Required work: Go through the listing and return every line with "Total" in it.

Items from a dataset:

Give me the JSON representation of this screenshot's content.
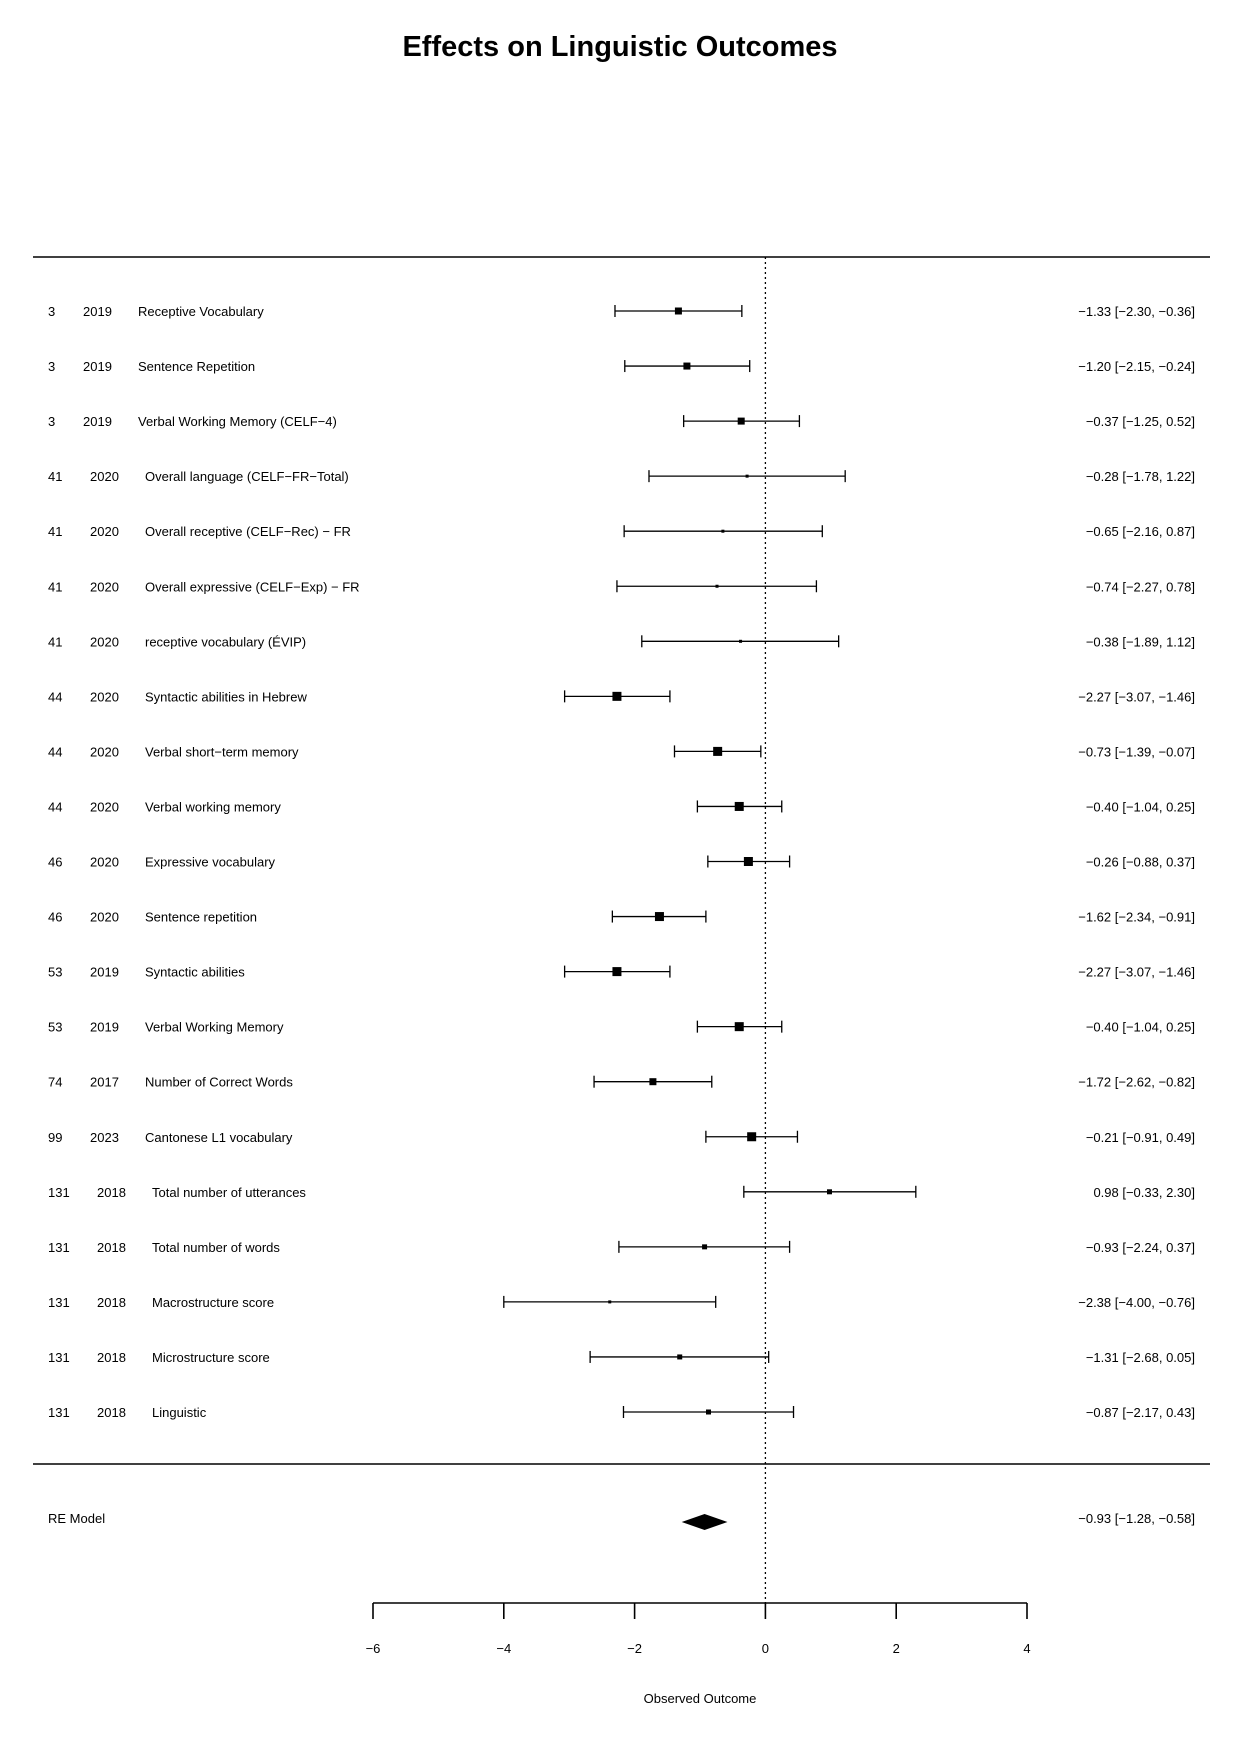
{
  "chart_data": {
    "type": "forest",
    "title": "Effects on Linguistic Outcomes",
    "xlabel": "Observed Outcome",
    "xlim": [
      -6,
      4
    ],
    "x_ticks": [
      -6,
      -4,
      -2,
      0,
      2,
      4
    ],
    "x_tick_labels": [
      "−6",
      "−4",
      "−2",
      "0",
      "2",
      "4"
    ],
    "reference_line": 0,
    "studies": [
      {
        "study": "3",
        "year": "2019",
        "outcome": "Receptive Vocabulary",
        "estimate": -1.33,
        "ci_lower": -2.3,
        "ci_upper": -0.36,
        "ci_text": "−1.33 [−2.30, −0.36]",
        "marker": "medium"
      },
      {
        "study": "3",
        "year": "2019",
        "outcome": "Sentence Repetition",
        "estimate": -1.2,
        "ci_lower": -2.15,
        "ci_upper": -0.24,
        "ci_text": "−1.20 [−2.15, −0.24]",
        "marker": "medium"
      },
      {
        "study": "3",
        "year": "2019",
        "outcome": "Verbal Working Memory (CELF−4)",
        "estimate": -0.37,
        "ci_lower": -1.25,
        "ci_upper": 0.52,
        "ci_text": "−0.37 [−1.25,  0.52]",
        "marker": "medium"
      },
      {
        "study": "41",
        "year": "2020",
        "outcome": "Overall language (CELF−FR−Total)",
        "estimate": -0.28,
        "ci_lower": -1.78,
        "ci_upper": 1.22,
        "ci_text": "−0.28 [−1.78,  1.22]",
        "marker": "tiny"
      },
      {
        "study": "41",
        "year": "2020",
        "outcome": "Overall receptive (CELF−Rec) − FR",
        "estimate": -0.65,
        "ci_lower": -2.16,
        "ci_upper": 0.87,
        "ci_text": "−0.65 [−2.16,  0.87]",
        "marker": "tiny"
      },
      {
        "study": "41",
        "year": "2020",
        "outcome": "Overall expressive (CELF−Exp) − FR",
        "estimate": -0.74,
        "ci_lower": -2.27,
        "ci_upper": 0.78,
        "ci_text": "−0.74 [−2.27,  0.78]",
        "marker": "tiny"
      },
      {
        "study": "41",
        "year": "2020",
        "outcome": "receptive vocabulary (ÉVIP)",
        "estimate": -0.38,
        "ci_lower": -1.89,
        "ci_upper": 1.12,
        "ci_text": "−0.38 [−1.89,  1.12]",
        "marker": "tiny"
      },
      {
        "study": "44",
        "year": "2020",
        "outcome": "Syntactic abilities in Hebrew",
        "estimate": -2.27,
        "ci_lower": -3.07,
        "ci_upper": -1.46,
        "ci_text": "−2.27 [−3.07, −1.46]",
        "marker": "large"
      },
      {
        "study": "44",
        "year": "2020",
        "outcome": "Verbal short−term memory",
        "estimate": -0.73,
        "ci_lower": -1.39,
        "ci_upper": -0.07,
        "ci_text": "−0.73 [−1.39, −0.07]",
        "marker": "large"
      },
      {
        "study": "44",
        "year": "2020",
        "outcome": "Verbal working memory",
        "estimate": -0.4,
        "ci_lower": -1.04,
        "ci_upper": 0.25,
        "ci_text": "−0.40 [−1.04,  0.25]",
        "marker": "large"
      },
      {
        "study": "46",
        "year": "2020",
        "outcome": "Expressive vocabulary",
        "estimate": -0.26,
        "ci_lower": -0.88,
        "ci_upper": 0.37,
        "ci_text": "−0.26 [−0.88,  0.37]",
        "marker": "large"
      },
      {
        "study": "46",
        "year": "2020",
        "outcome": "Sentence repetition",
        "estimate": -1.62,
        "ci_lower": -2.34,
        "ci_upper": -0.91,
        "ci_text": "−1.62 [−2.34, −0.91]",
        "marker": "large"
      },
      {
        "study": "53",
        "year": "2019",
        "outcome": "Syntactic abilities",
        "estimate": -2.27,
        "ci_lower": -3.07,
        "ci_upper": -1.46,
        "ci_text": "−2.27 [−3.07, −1.46]",
        "marker": "large"
      },
      {
        "study": "53",
        "year": "2019",
        "outcome": "Verbal Working Memory",
        "estimate": -0.4,
        "ci_lower": -1.04,
        "ci_upper": 0.25,
        "ci_text": "−0.40 [−1.04,  0.25]",
        "marker": "large"
      },
      {
        "study": "74",
        "year": "2017",
        "outcome": "Number of Correct Words",
        "estimate": -1.72,
        "ci_lower": -2.62,
        "ci_upper": -0.82,
        "ci_text": "−1.72 [−2.62, −0.82]",
        "marker": "medium"
      },
      {
        "study": "99",
        "year": "2023",
        "outcome": "Cantonese L1 vocabulary",
        "estimate": -0.21,
        "ci_lower": -0.91,
        "ci_upper": 0.49,
        "ci_text": "−0.21 [−0.91,  0.49]",
        "marker": "large"
      },
      {
        "study": "131",
        "year": "2018",
        "outcome": "Total number of utterances",
        "estimate": 0.98,
        "ci_lower": -0.33,
        "ci_upper": 2.3,
        "ci_text": "0.98 [−0.33,  2.30]",
        "marker": "small"
      },
      {
        "study": "131",
        "year": "2018",
        "outcome": "Total number of words",
        "estimate": -0.93,
        "ci_lower": -2.24,
        "ci_upper": 0.37,
        "ci_text": "−0.93 [−2.24,  0.37]",
        "marker": "small"
      },
      {
        "study": "131",
        "year": "2018",
        "outcome": "Macrostructure score",
        "estimate": -2.38,
        "ci_lower": -4.0,
        "ci_upper": -0.76,
        "ci_text": "−2.38 [−4.00, −0.76]",
        "marker": "tiny"
      },
      {
        "study": "131",
        "year": "2018",
        "outcome": "Microstructure score",
        "estimate": -1.31,
        "ci_lower": -2.68,
        "ci_upper": 0.05,
        "ci_text": "−1.31 [−2.68,  0.05]",
        "marker": "small"
      },
      {
        "study": "131",
        "year": "2018",
        "outcome": "Linguistic",
        "estimate": -0.87,
        "ci_lower": -2.17,
        "ci_upper": 0.43,
        "ci_text": "−0.87 [−2.17,  0.43]",
        "marker": "small"
      }
    ],
    "summary": {
      "label": "RE Model",
      "estimate": -0.93,
      "ci_lower": -1.28,
      "ci_upper": -0.58,
      "ci_text": "−0.93 [−1.28, −0.58]"
    }
  }
}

Solved exercise:
        "outcome": "Overall language (CELF−FR−Total)",
        "outcome": "Total number of utterances",
        "outcome": "Total number of words",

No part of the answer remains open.